### Aim of the exercise
Identify the lines that contain the string "SOTE" and copy all of them.

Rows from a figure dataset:

* start *

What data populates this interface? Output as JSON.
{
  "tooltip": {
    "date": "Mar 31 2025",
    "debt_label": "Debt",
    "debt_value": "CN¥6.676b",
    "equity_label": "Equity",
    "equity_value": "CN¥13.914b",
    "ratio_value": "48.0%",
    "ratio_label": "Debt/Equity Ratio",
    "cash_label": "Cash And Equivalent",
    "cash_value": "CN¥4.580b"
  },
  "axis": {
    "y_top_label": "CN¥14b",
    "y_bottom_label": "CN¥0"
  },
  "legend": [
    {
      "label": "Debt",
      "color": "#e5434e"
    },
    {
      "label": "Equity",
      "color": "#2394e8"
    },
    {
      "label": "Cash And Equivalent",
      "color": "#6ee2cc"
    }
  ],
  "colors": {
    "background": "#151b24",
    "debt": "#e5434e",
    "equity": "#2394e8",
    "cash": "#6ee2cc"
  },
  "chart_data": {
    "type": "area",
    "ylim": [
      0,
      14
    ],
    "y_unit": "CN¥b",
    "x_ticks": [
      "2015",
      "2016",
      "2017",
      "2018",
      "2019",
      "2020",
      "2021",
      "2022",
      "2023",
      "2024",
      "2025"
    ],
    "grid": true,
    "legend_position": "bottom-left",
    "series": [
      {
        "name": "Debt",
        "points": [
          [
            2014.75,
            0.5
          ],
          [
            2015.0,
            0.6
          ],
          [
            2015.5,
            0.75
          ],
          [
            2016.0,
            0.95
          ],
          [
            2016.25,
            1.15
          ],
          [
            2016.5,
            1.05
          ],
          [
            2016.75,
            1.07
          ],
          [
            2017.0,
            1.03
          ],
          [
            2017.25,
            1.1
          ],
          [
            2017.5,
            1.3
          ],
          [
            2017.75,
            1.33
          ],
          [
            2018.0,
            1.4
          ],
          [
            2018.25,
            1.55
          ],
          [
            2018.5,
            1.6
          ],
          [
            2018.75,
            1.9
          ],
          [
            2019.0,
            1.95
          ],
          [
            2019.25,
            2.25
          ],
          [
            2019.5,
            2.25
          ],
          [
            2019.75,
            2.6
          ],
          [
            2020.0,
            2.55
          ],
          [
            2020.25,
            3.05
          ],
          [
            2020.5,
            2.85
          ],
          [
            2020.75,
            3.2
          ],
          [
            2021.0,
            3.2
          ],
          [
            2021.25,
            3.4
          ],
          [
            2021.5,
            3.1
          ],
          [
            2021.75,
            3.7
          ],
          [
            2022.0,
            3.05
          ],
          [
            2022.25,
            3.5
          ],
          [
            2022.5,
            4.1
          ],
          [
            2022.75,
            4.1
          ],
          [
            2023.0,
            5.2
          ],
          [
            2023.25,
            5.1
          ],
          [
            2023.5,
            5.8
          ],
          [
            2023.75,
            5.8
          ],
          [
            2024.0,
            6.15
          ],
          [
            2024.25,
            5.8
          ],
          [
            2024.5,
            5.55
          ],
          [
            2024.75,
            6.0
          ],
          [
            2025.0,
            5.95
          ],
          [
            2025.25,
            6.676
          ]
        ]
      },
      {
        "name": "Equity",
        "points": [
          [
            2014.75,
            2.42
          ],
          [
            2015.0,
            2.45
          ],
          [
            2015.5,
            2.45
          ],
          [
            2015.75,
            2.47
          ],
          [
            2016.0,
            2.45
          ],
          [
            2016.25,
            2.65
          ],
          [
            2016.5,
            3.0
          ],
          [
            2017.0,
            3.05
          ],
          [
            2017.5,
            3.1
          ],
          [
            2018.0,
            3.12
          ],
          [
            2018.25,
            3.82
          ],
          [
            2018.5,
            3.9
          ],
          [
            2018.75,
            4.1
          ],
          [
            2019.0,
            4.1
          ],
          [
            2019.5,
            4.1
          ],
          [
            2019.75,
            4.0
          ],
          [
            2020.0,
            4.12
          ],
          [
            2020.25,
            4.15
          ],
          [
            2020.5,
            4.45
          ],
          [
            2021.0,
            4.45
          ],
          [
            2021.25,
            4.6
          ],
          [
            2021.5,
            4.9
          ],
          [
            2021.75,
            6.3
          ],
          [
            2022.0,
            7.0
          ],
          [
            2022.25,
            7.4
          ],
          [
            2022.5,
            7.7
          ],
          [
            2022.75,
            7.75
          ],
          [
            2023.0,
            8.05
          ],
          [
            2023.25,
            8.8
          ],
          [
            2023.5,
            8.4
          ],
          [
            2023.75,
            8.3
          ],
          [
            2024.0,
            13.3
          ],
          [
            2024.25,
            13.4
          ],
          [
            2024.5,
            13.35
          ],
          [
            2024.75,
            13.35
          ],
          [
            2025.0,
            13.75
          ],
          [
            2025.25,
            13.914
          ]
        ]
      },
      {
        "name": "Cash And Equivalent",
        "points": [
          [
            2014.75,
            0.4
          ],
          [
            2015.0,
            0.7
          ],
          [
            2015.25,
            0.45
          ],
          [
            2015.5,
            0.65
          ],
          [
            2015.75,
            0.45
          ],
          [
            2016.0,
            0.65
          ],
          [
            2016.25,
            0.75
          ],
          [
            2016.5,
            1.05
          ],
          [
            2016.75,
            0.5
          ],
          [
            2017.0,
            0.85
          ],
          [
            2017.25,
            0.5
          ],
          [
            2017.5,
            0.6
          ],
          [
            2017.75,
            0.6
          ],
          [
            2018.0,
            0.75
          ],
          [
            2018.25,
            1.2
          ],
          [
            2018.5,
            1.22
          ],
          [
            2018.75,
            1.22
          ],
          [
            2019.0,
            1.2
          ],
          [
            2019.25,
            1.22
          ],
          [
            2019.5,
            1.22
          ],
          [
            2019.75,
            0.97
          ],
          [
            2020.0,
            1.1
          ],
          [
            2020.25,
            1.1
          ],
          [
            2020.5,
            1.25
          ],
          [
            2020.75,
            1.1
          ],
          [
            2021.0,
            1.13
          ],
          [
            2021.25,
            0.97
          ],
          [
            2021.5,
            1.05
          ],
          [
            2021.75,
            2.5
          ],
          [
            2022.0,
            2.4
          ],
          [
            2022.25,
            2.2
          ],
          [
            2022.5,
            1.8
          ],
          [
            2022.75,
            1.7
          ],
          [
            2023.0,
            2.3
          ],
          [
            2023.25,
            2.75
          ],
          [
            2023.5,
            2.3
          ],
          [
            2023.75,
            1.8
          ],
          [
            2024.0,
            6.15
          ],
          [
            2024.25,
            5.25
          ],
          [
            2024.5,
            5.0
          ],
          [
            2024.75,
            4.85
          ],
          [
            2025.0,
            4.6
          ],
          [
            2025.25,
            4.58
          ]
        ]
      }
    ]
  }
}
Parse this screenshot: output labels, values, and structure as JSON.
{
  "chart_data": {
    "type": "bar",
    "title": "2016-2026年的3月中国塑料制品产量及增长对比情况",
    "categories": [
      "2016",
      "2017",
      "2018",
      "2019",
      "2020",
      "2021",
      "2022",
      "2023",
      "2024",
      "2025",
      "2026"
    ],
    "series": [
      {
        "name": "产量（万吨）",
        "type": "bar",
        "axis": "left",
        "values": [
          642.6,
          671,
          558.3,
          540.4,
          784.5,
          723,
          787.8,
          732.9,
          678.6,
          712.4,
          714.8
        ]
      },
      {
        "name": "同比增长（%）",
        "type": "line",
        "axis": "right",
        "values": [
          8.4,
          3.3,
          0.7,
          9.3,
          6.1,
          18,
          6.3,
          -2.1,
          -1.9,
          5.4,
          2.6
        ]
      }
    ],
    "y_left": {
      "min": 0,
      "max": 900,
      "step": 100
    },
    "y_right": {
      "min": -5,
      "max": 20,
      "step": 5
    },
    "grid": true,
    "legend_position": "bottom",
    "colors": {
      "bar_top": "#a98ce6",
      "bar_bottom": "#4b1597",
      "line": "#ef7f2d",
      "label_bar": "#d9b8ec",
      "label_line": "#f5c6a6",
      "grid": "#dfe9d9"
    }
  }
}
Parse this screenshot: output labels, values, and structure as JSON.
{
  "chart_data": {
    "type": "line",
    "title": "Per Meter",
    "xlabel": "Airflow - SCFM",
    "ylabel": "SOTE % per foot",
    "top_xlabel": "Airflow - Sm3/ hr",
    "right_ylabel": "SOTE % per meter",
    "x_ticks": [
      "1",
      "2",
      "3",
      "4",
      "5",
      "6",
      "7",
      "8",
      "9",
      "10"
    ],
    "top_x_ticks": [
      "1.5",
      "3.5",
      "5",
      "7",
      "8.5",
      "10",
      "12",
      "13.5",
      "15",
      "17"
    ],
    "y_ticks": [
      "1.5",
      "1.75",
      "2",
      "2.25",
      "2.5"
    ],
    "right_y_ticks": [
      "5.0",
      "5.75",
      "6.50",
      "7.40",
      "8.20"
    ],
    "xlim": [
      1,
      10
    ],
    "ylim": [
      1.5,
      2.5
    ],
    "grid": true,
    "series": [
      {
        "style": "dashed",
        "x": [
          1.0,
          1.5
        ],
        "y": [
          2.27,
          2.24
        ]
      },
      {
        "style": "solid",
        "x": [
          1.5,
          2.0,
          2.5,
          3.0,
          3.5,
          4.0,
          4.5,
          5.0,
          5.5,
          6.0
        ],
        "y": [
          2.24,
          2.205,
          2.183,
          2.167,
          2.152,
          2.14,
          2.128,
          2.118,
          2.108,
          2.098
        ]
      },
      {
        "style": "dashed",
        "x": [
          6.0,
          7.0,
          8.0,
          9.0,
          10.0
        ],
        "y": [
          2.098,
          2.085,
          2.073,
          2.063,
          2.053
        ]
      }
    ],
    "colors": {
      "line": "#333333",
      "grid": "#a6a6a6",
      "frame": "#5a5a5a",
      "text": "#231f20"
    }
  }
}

* end *

### Exercise solution
    "ylabel": "SOTE % per foot",
    "right_ylabel": "SOTE % per meter",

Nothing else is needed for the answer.